**Supplied records**.
^^^^
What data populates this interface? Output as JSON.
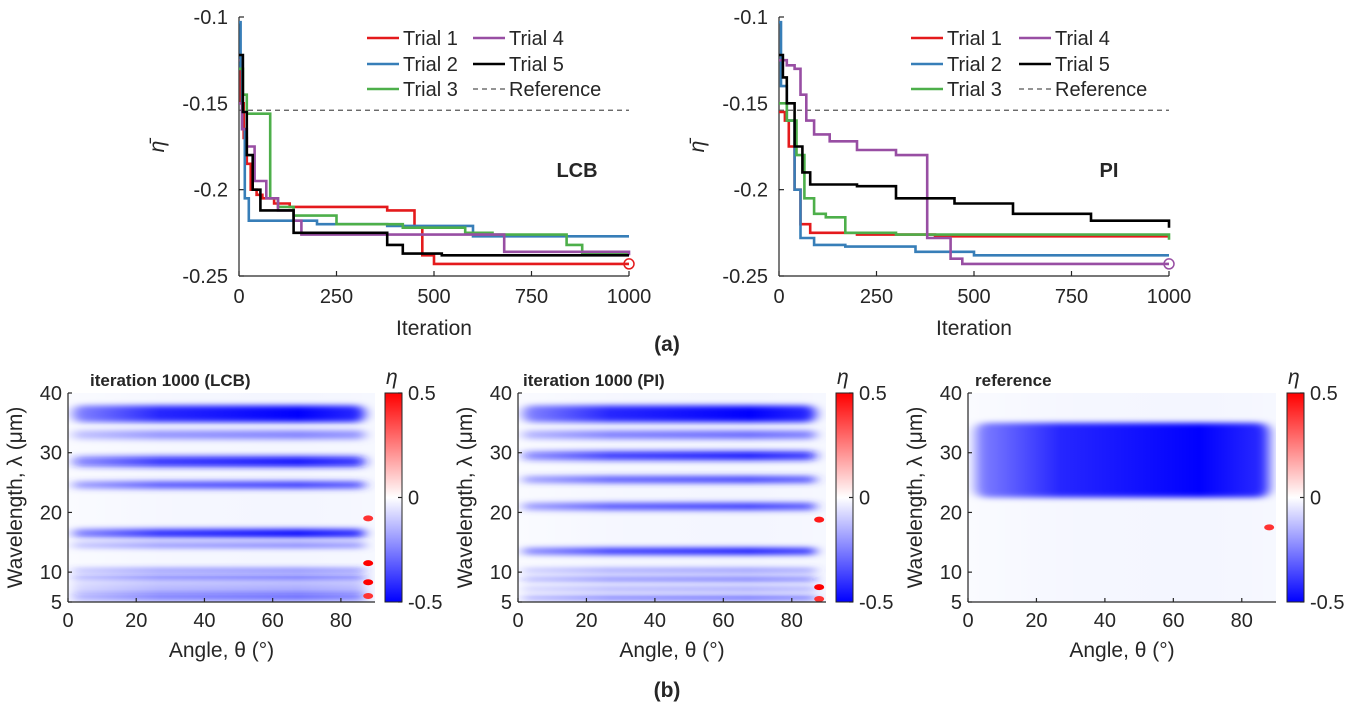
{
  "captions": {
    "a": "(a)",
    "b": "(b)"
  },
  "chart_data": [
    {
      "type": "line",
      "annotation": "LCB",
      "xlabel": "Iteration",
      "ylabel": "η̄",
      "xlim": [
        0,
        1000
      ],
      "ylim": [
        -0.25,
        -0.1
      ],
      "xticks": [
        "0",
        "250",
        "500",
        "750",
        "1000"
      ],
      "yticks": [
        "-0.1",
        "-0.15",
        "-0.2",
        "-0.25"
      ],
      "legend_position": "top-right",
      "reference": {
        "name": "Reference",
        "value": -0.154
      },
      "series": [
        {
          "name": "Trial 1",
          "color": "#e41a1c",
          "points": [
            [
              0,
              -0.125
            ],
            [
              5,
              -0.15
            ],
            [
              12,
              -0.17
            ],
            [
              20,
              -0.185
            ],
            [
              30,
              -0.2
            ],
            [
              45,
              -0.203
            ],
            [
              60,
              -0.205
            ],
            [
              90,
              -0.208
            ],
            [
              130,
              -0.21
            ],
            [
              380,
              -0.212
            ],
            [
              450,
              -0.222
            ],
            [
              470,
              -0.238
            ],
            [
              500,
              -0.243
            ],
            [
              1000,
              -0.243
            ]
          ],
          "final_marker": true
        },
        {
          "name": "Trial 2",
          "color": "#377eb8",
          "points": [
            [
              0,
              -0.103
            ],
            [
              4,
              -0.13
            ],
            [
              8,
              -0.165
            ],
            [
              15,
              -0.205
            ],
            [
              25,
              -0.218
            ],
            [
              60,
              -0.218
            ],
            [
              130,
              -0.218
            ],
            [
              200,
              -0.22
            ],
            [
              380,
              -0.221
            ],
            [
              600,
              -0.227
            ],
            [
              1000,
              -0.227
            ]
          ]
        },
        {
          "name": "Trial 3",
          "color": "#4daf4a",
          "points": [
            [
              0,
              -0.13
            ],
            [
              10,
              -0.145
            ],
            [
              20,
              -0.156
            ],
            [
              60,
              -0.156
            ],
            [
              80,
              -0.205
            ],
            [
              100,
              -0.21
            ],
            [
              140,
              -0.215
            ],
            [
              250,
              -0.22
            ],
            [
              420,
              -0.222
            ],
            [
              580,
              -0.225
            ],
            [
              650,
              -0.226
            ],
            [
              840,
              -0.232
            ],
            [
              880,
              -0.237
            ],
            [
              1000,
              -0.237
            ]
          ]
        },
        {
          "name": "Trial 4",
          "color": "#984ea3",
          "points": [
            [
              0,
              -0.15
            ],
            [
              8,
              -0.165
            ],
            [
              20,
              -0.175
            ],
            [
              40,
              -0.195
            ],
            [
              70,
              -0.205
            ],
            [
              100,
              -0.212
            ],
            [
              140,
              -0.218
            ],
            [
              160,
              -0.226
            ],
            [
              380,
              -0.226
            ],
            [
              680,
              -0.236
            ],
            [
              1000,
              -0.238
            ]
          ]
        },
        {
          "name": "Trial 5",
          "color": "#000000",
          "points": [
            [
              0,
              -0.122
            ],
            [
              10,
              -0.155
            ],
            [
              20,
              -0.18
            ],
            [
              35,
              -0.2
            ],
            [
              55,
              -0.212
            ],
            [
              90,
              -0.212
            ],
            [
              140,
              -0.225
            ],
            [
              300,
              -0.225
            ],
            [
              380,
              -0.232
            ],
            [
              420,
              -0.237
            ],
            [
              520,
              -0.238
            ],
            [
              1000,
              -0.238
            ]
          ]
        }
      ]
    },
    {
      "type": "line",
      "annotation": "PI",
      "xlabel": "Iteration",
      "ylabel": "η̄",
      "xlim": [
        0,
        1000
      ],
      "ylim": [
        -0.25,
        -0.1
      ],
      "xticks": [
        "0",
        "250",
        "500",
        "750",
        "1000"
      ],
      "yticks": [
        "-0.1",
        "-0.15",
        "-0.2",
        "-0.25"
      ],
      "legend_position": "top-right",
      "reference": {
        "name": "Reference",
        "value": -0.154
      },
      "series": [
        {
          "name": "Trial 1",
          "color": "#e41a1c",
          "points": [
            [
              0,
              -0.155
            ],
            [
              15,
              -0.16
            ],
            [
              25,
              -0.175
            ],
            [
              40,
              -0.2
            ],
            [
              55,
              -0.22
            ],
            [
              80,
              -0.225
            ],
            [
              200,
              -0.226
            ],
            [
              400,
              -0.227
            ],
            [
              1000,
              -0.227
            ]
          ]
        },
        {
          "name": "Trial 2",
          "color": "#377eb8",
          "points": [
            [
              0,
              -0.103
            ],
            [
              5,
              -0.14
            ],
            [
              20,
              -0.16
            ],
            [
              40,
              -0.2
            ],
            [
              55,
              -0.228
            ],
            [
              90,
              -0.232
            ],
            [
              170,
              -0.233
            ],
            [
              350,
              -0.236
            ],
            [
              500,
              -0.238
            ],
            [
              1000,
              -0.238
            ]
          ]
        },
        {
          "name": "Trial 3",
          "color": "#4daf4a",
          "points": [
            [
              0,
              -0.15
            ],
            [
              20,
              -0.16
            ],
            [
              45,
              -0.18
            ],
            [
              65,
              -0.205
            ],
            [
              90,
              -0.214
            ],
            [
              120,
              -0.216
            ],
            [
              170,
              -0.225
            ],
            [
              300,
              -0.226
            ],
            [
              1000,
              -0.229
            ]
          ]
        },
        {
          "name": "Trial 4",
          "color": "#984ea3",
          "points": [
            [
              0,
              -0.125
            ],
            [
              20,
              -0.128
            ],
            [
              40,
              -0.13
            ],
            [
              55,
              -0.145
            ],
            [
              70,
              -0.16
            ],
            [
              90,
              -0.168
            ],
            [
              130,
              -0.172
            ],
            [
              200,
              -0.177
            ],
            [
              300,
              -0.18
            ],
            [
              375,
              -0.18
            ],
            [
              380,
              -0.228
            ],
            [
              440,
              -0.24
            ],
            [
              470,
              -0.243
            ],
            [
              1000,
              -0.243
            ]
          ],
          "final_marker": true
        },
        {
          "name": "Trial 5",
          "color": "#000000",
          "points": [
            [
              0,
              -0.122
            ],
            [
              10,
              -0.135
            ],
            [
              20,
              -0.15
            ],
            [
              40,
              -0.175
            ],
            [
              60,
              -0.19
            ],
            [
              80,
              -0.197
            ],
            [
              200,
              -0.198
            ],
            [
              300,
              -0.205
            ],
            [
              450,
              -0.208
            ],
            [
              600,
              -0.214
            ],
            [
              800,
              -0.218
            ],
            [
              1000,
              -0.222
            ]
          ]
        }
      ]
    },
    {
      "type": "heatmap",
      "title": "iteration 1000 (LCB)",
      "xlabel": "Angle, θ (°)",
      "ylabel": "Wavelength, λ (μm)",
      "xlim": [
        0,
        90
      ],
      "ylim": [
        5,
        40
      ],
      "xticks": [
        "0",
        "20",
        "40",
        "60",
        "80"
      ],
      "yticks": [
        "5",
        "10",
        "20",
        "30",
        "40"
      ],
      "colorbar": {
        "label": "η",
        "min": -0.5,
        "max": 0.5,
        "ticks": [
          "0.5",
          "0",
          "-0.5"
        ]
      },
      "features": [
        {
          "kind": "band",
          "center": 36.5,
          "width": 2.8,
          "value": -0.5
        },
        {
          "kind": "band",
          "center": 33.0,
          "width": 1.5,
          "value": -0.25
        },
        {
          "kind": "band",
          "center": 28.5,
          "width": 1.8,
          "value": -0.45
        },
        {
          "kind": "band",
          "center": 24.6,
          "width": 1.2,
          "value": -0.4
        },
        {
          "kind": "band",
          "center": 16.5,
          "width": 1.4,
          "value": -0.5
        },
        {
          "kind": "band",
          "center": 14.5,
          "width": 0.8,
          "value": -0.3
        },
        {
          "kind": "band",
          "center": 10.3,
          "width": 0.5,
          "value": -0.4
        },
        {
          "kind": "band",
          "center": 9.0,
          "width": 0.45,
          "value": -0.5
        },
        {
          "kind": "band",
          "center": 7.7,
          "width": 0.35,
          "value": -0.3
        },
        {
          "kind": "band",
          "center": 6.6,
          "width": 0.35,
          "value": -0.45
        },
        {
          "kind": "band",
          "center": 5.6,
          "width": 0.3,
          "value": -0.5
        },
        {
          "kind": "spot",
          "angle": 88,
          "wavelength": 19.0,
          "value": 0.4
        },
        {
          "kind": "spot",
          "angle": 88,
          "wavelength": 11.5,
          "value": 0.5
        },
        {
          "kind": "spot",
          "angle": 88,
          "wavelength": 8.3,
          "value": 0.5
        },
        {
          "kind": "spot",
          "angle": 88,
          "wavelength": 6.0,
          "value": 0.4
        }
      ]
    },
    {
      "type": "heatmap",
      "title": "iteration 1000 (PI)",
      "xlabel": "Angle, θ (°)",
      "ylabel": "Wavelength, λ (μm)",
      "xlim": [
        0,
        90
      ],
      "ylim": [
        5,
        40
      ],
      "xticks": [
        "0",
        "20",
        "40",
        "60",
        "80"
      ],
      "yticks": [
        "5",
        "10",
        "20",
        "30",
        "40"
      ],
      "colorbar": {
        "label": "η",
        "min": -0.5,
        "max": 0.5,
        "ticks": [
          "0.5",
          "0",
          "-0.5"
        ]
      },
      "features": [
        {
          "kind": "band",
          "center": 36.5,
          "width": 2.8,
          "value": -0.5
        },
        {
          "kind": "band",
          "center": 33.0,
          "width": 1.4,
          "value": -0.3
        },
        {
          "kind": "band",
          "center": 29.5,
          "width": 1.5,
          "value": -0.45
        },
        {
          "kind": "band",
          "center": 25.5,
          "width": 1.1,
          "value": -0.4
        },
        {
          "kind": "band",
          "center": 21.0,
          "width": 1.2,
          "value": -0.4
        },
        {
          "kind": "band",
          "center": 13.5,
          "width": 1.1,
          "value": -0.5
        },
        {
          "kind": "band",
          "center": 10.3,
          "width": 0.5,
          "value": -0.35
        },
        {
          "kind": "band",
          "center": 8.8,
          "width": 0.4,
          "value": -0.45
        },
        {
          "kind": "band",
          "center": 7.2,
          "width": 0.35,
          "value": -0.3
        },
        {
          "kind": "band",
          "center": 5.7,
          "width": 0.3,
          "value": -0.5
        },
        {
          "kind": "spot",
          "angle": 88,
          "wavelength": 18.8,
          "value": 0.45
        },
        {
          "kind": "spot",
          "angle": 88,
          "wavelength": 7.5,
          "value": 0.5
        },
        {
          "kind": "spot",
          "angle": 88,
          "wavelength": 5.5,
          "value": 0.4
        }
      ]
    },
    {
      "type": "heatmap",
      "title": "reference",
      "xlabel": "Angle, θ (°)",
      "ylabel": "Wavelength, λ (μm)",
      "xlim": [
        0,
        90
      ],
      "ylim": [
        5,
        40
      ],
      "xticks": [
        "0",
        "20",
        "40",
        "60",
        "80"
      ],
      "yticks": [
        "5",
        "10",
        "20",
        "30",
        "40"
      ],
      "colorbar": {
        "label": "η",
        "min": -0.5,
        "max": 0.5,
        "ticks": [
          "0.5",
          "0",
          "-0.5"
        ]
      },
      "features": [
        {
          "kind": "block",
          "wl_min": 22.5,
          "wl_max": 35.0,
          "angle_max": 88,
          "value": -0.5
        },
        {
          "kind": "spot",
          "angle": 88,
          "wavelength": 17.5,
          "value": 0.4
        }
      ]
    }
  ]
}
^^^^
**Given task**. Leave out every line without the string "title" and copy the rest.

**Expected output**.
      "title": "iteration 1000 (LCB)",
      "title": "iteration 1000 (PI)",
      "title": "reference",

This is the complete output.